# [Task to carry out]
Give every line back verbatim, dropping all images.

━━━ Information shown ━━━

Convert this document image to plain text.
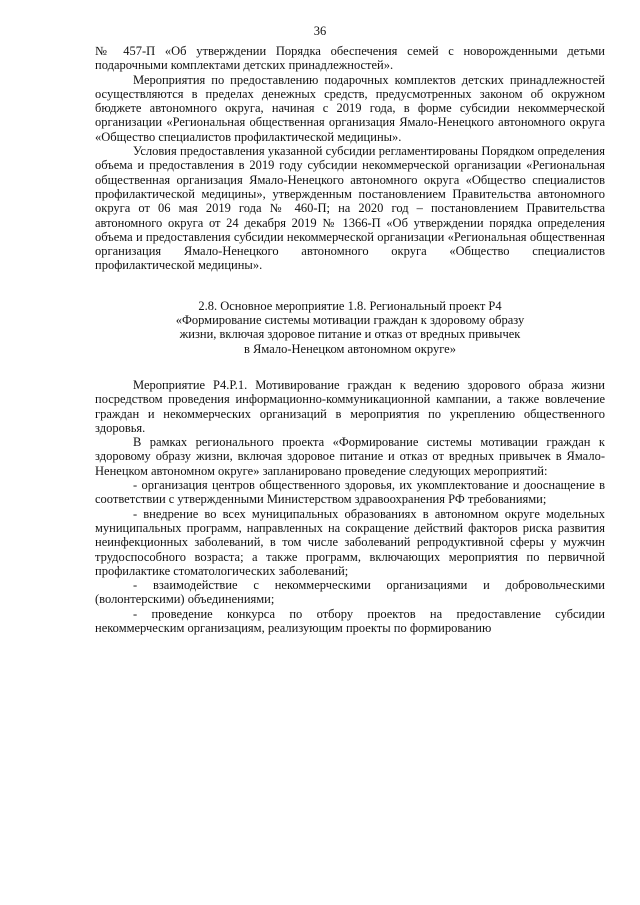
36

№ 457-П «Об утверждении Порядка обеспечения семей с новорожденными детьми подарочными комплектами детских принадлежностей».

Мероприятия по предоставлению подарочных комплектов детских принадлежностей осуществляются в пределах денежных средств, предусмотренных законом об окружном бюджете автономного округа, начиная с 2019 года, в форме субсидии некоммерческой организации «Региональная общественная организация Ямало-Ненецкого автономного округа «Общество специалистов профилактической медицины».

Условия предоставления указанной субсидии регламентированы Порядком определения объема и предоставления в 2019 году субсидии некоммерческой организации «Региональная общественная организация Ямало-Ненецкого автономного округа «Общество специалистов профилактической медицины», утвержденным постановлением Правительства автономного округа от 06 мая 2019 года № 460-П; на 2020 год – постановлением Правительства автономного округа от 24 декабря 2019 № 1366-П «Об утверждении порядка определения объема и предоставления субсидии некоммерческой организации «Региональная общественная организация Ямало-Ненецкого автономного округа «Общество специалистов профилактической медицины».

2.8. Основное мероприятие 1.8. Региональный проект Р4
«Формирование системы мотивации граждан к здоровому образу
жизни, включая здоровое питание и отказ от вредных привычек
в Ямало-Ненецком автономном округе»

Мероприятие Р4.Р.1. Мотивирование граждан к ведению здорового образа жизни посредством проведения информационно-коммуникационной кампании, а также вовлечение граждан и некоммерческих организаций в мероприятия по укреплению общественного здоровья.

В рамках регионального проекта «Формирование системы мотивации граждан к здоровому образу жизни, включая здоровое питание и отказ от вредных привычек в Ямало-Ненецком автономном округе» запланировано проведение следующих мероприятий:

- организация центров общественного здоровья, их укомплектование и дооснащение в соответствии с утвержденными Министерством здравоохранения РФ требованиями;

- внедрение во всех муниципальных образованиях в автономном округе модельных муниципальных программ, направленных на сокращение действий факторов риска развития неинфекционных заболеваний, в том числе заболеваний репродуктивной сферы у мужчин трудоспособного возраста; а также программ, включающих мероприятия по первичной профилактике стоматологических заболеваний;

- взаимодействие с некоммерческими организациями и добровольческими (волонтерскими) объединениями;

- проведение конкурса по отбору проектов на предоставление субсидии некоммерческим организациям, реализующим проекты по формированию
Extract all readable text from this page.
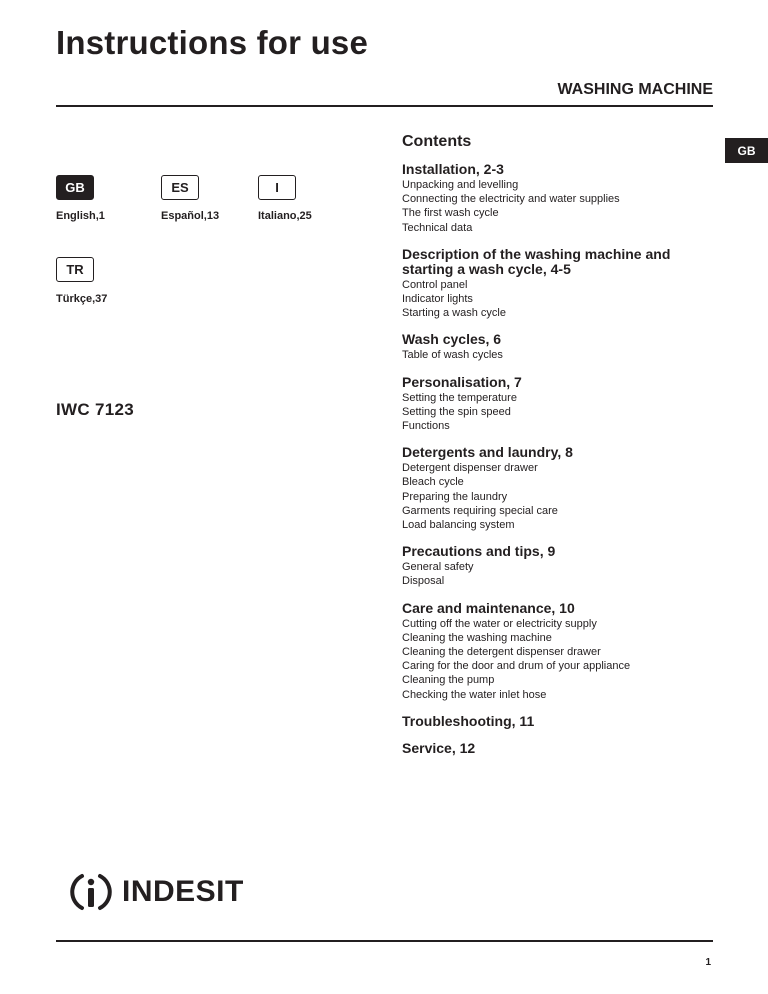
Instructions for use
WASHING MACHINE
GB
GB

English,1

ES

Español,13

I

Italiano,25

TR

Türkçe,37

IWC 7123

Contents
Installation, 2-3

Unpacking and levelling

Connecting the electricity and water supplies

The first wash cycle

Technical data

Description of the washing machine and starting a wash cycle, 4-5

Control panel

Indicator lights

Starting a wash cycle

Wash cycles, 6

Table of wash cycles

Personalisation, 7

Setting the temperature

Setting the spin speed

Functions

Detergents and laundry, 8

Detergent dispenser drawer

Bleach cycle

Preparing the laundry

Garments requiring special care

Load balancing system

Precautions and tips, 9

General safety

Disposal

Care and maintenance, 10

Cutting off the water or electricity supply

Cleaning the washing machine

Cleaning the detergent dispenser drawer

Caring for the door and drum of your appliance

Cleaning the pump

Checking the water inlet hose

Troubleshooting, 11
Service, 12
INDESIT

1
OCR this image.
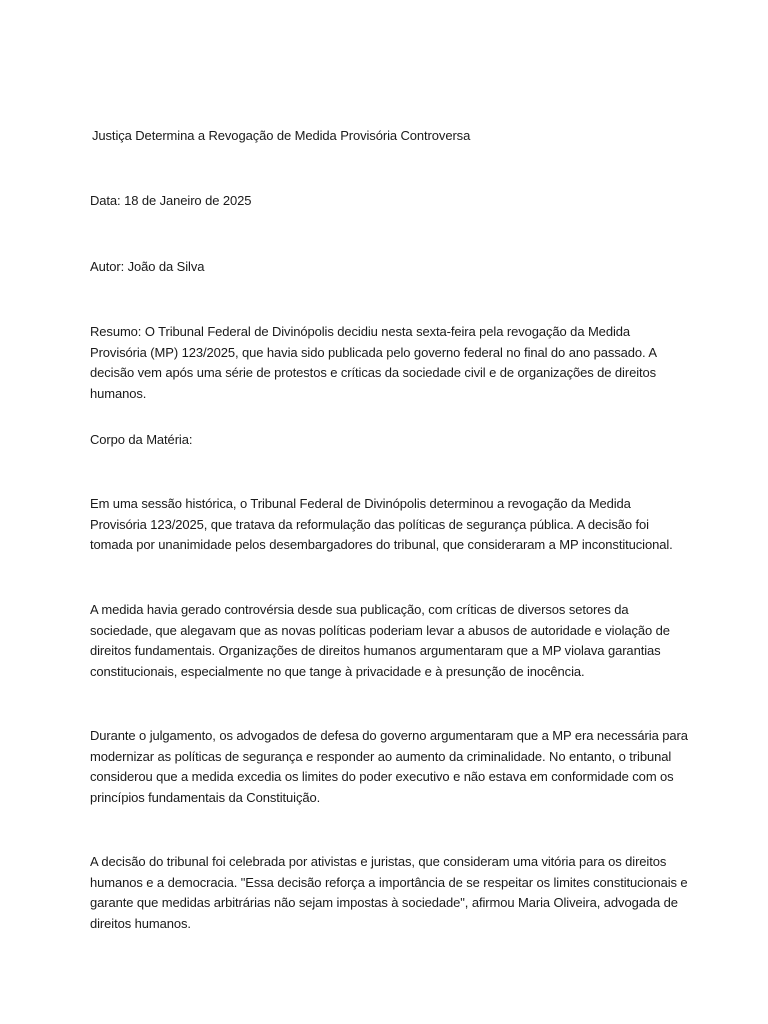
Justiça Determina a Revogação de Medida Provisória Controversa

Data: 18 de Janeiro de 2025

Autor: João da Silva

Resumo: O Tribunal Federal de Divinópolis decidiu nesta sexta-feira pela revogação da Medida Provisória (MP) 123/2025, que havia sido publicada pelo governo federal no final do ano passado. A decisão vem após uma série de protestos e críticas da sociedade civil e de organizações de direitos humanos.

Corpo da Matéria:

Em uma sessão histórica, o Tribunal Federal de Divinópolis determinou a revogação da Medida Provisória 123/2025, que tratava da reformulação das políticas de segurança pública. A decisão foi tomada por unanimidade pelos desembargadores do tribunal, que consideraram a MP inconstitucional.

A medida havia gerado controvérsia desde sua publicação, com críticas de diversos setores da sociedade, que alegavam que as novas políticas poderiam levar a abusos de autoridade e violação de direitos fundamentais. Organizações de direitos humanos argumentaram que a MP violava garantias constitucionais, especialmente no que tange à privacidade e à presunção de inocência.

Durante o julgamento, os advogados de defesa do governo argumentaram que a MP era necessária para modernizar as políticas de segurança e responder ao aumento da criminalidade. No entanto, o tribunal considerou que a medida excedia os limites do poder executivo e não estava em conformidade com os princípios fundamentais da Constituição.

A decisão do tribunal foi celebrada por ativistas e juristas, que consideram uma vitória para os direitos humanos e a democracia. "Essa decisão reforça a importância de se respeitar os limites constitucionais e garante que medidas arbitrárias não sejam impostas à sociedade", afirmou Maria Oliveira, advogada de direitos humanos.
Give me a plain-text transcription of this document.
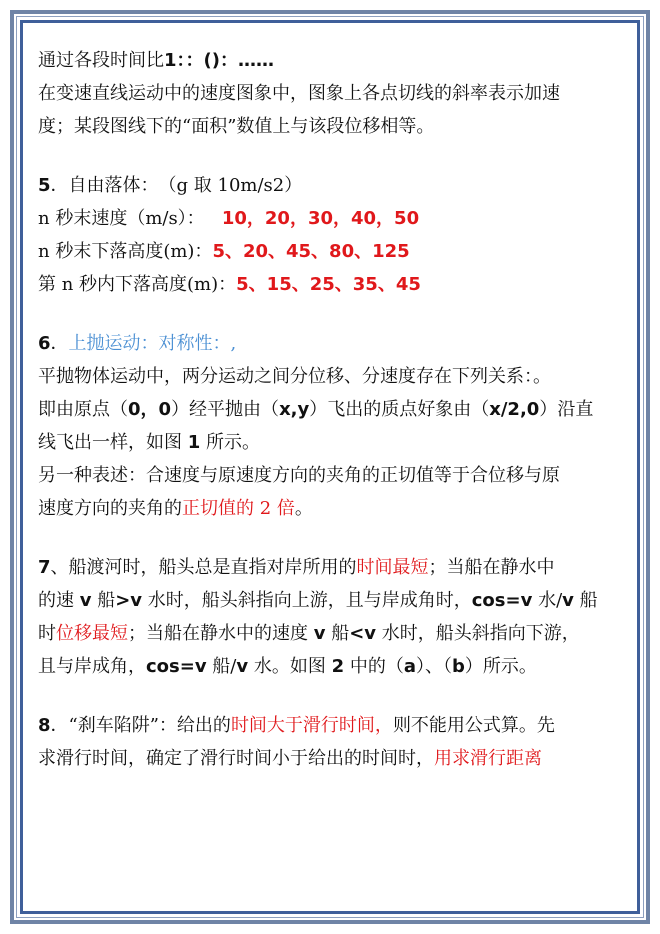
通过各段时间比1：：()：……
在变速直线运动中的速度图象中，图象上各点切线的斜率表示加速
度；某段图线下的“面积”数值上与该段位移相等。
5．自由落体：　（g 取 10m/s2）
n 秒末速度（m/s）： 10，20，30，40，50
n 秒末下落高度(m)：5、20、45、80、125
第 n 秒内下落高度(m)：5、15、25、35、45
6．上抛运动：对称性：,
平抛物体运动中，两分运动之间分位移、分速度存在下列关系：。
即由原点（0，0）经平抛由（x,y）飞出的质点好象由（x/2,0）沿直
线飞出一样，如图 1 所示。
另一种表述：合速度与原速度方向的夹角的正切值等于合位移与原
速度方向的夹角的正切值的 2 倍。
7、船渡河时，船头总是直指对岸所用的时间最短；当船在静水中
的速 v 船>v 水时，船头斜指向上游，且与岸成角时，cos=v 水/v 船
时位移最短；当船在静水中的速度 v 船<v 水时，船头斜指向下游，
且与岸成角，cos=v 船/v 水。如图 2 中的（a）、（b）所示。
8．“刹车陷阱”：给出的时间大于滑行时间，则不能用公式算。先
求滑行时间，确定了滑行时间小于给出的时间时，用求滑行距离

━━━

# [Exercise output]
Convert this document image to plain text.
36

№ 457-П «Об утверждении Порядка обеспечения семей с новорожденными детьми подарочными комплектами детских принадлежностей».

Мероприятия по предоставлению подарочных комплектов детских принадлежностей осуществляются в пределах денежных средств, предусмотренных законом об окружном бюджете автономного округа, начиная с 2019 года, в форме субсидии некоммерческой организации «Региональная общественная организация Ямало-Ненецкого автономного округа «Общество специалистов профилактической медицины».

Условия предоставления указанной субсидии регламентированы Порядком определения объема и предоставления в 2019 году субсидии некоммерческой организации «Региональная общественная организация Ямало-Ненецкого автономного округа «Общество специалистов профилактической медицины», утвержденным постановлением Правительства автономного округа от 06 мая 2019 года № 460-П; на 2020 год – постановлением Правительства автономного округа от 24 декабря 2019 № 1366-П «Об утверждении порядка определения объема и предоставления субсидии некоммерческой организации «Региональная общественная организация Ямало-Ненецкого автономного округа «Общество специалистов профилактической медицины».

2.8. Основное мероприятие 1.8. Региональный проект Р4
«Формирование системы мотивации граждан к здоровому образу
жизни, включая здоровое питание и отказ от вредных привычек
в Ямало-Ненецком автономном округе»

Мероприятие Р4.Р.1. Мотивирование граждан к ведению здорового образа жизни посредством проведения информационно-коммуникационной кампании, а также вовлечение граждан и некоммерческих организаций в мероприятия по укреплению общественного здоровья.

В рамках регионального проекта «Формирование системы мотивации граждан к здоровому образу жизни, включая здоровое питание и отказ от вредных привычек в Ямало-Ненецком автономном округе» запланировано проведение следующих мероприятий:

- организация центров общественного здоровья, их укомплектование и дооснащение в соответствии с утвержденными Министерством здравоохранения РФ требованиями;

- внедрение во всех муниципальных образованиях в автономном округе модельных муниципальных программ, направленных на сокращение действий факторов риска развития неинфекционных заболеваний, в том числе заболеваний репродуктивной сферы у мужчин трудоспособного возраста; а также программ, включающих мероприятия по первичной профилактике стоматологических заболеваний;

- взаимодействие с некоммерческими организациями и добровольческими (волонтерскими) объединениями;

- проведение конкурса по отбору проектов на предоставление субсидии некоммерческим организациям, реализующим проекты по формированию
Extract all readable text from this page.
Instructions for use
WASHING MACHINE
GB
GB

English,1

ES

Español,13

I

Italiano,25

TR

Türkçe,37

IWC 7123

Contents
Installation, 2-3

Unpacking and levelling

Connecting the electricity and water supplies

The first wash cycle

Technical data

Description of the washing machine and starting a wash cycle, 4-5

Control panel

Indicator lights

Starting a wash cycle

Wash cycles, 6

Table of wash cycles

Personalisation, 7

Setting the temperature

Setting the spin speed

Functions

Detergents and laundry, 8

Detergent dispenser drawer

Bleach cycle

Preparing the laundry

Garments requiring special care

Load balancing system

Precautions and tips, 9

General safety

Disposal

Care and maintenance, 10

Cutting off the water or electricity supply

Cleaning the washing machine

Cleaning the detergent dispenser drawer

Caring for the door and drum of your appliance

Cleaning the pump

Checking the water inlet hose

Troubleshooting, 11
Service, 12
INDESIT

1
OCR this image.
Justiça Determina a Revogação de Medida Provisória Controversa

Data: 18 de Janeiro de 2025

Autor: João da Silva

Resumo: O Tribunal Federal de Divinópolis decidiu nesta sexta-feira pela revogação da Medida Provisória (MP) 123/2025, que havia sido publicada pelo governo federal no final do ano passado. A decisão vem após uma série de protestos e críticas da sociedade civil e de organizações de direitos humanos.

Corpo da Matéria:

Em uma sessão histórica, o Tribunal Federal de Divinópolis determinou a revogação da Medida Provisória 123/2025, que tratava da reformulação das políticas de segurança pública. A decisão foi tomada por unanimidade pelos desembargadores do tribunal, que consideraram a MP inconstitucional.

A medida havia gerado controvérsia desde sua publicação, com críticas de diversos setores da sociedade, que alegavam que as novas políticas poderiam levar a abusos de autoridade e violação de direitos fundamentais. Organizações de direitos humanos argumentaram que a MP violava garantias constitucionais, especialmente no que tange à privacidade e à presunção de inocência.

Durante o julgamento, os advogados de defesa do governo argumentaram que a MP era necessária para modernizar as políticas de segurança e responder ao aumento da criminalidade. No entanto, o tribunal considerou que a medida excedia os limites do poder executivo e não estava em conformidade com os princípios fundamentais da Constituição.

A decisão do tribunal foi celebrada por ativistas e juristas, que consideram uma vitória para os direitos humanos e a democracia. "Essa decisão reforça a importância de se respeitar os limites constitucionais e garante que medidas arbitrárias não sejam impostas à sociedade", afirmou Maria Oliveira, advogada de direitos humanos.
Give me a plain-text transcription of this document.
通过各段时间比1：：()：……
在变速直线运动中的速度图象中，图象上各点切线的斜率表示加速
度；某段图线下的“面积”数值上与该段位移相等。
5．自由落体：　（g 取 10m/s2）
n 秒末速度（m/s）： 10，20，30，40，50
n 秒末下落高度(m)：5、20、45、80、125
第 n 秒内下落高度(m)：5、15、25、35、45
6．上抛运动：对称性：,
平抛物体运动中，两分运动之间分位移、分速度存在下列关系：。
即由原点（0，0）经平抛由（x,y）飞出的质点好象由（x/2,0）沿直
线飞出一样，如图 1 所示。
另一种表述：合速度与原速度方向的夹角的正切值等于合位移与原
速度方向的夹角的正切值的 2 倍。
7、船渡河时，船头总是直指对岸所用的时间最短；当船在静水中
的速 v 船>v 水时，船头斜指向上游，且与岸成角时，cos=v 水/v 船
时位移最短；当船在静水中的速度 v 船<v 水时，船头斜指向下游，
且与岸成角，cos=v 船/v 水。如图 2 中的（a）、（b）所示。
8．“刹车陷阱”：给出的时间大于滑行时间，则不能用公式算。先
求滑行时间，确定了滑行时间小于给出的时间时，用求滑行距离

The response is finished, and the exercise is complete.